### [Problem description]
Filter the listing and keep only the lines with the word "материал".

### [Extracted data]
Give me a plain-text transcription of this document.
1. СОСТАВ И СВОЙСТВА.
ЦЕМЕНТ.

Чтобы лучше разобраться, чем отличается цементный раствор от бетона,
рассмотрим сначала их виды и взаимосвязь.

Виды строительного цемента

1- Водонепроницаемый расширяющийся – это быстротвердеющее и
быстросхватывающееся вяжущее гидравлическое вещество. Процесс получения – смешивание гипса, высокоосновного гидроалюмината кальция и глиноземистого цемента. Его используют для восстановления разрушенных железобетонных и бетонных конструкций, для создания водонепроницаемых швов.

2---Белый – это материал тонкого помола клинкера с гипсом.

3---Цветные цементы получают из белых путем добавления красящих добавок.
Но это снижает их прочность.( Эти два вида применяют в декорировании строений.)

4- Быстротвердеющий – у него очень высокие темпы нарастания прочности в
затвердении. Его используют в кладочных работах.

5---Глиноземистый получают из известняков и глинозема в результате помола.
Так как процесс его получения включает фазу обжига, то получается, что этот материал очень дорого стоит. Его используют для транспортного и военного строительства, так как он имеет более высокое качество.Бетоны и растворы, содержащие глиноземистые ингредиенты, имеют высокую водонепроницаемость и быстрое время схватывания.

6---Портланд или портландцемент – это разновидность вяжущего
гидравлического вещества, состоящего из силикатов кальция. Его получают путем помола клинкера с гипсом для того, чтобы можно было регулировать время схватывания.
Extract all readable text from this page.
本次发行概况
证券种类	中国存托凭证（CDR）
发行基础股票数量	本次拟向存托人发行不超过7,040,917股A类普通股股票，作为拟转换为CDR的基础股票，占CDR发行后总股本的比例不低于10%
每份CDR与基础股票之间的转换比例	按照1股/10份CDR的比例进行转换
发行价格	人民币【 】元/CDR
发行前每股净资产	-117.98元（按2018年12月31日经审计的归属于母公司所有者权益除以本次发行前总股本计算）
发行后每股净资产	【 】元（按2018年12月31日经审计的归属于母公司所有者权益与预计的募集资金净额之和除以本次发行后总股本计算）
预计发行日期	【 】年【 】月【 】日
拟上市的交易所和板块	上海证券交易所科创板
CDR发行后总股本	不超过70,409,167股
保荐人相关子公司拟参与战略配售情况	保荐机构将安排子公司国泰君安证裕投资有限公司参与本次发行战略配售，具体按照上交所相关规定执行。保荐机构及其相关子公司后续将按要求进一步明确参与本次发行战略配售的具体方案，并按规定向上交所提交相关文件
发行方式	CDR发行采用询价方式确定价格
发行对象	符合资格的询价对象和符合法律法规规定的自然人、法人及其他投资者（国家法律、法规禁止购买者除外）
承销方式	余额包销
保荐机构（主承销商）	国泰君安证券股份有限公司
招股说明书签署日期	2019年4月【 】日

### [Final result]
2---Белый – это материал тонкого помола клинкера с гипсом.
Так как процесс его получения включает фазу обжига, то получается, что этот материал очень дорого стоит. Его используют для транспортного и военного строительства, так как он имеет более высокое качество.Бетоны и растворы, содержащие глиноземистые ингредиенты, имеют высокую водонепроницаемость и быстрое время схватывания.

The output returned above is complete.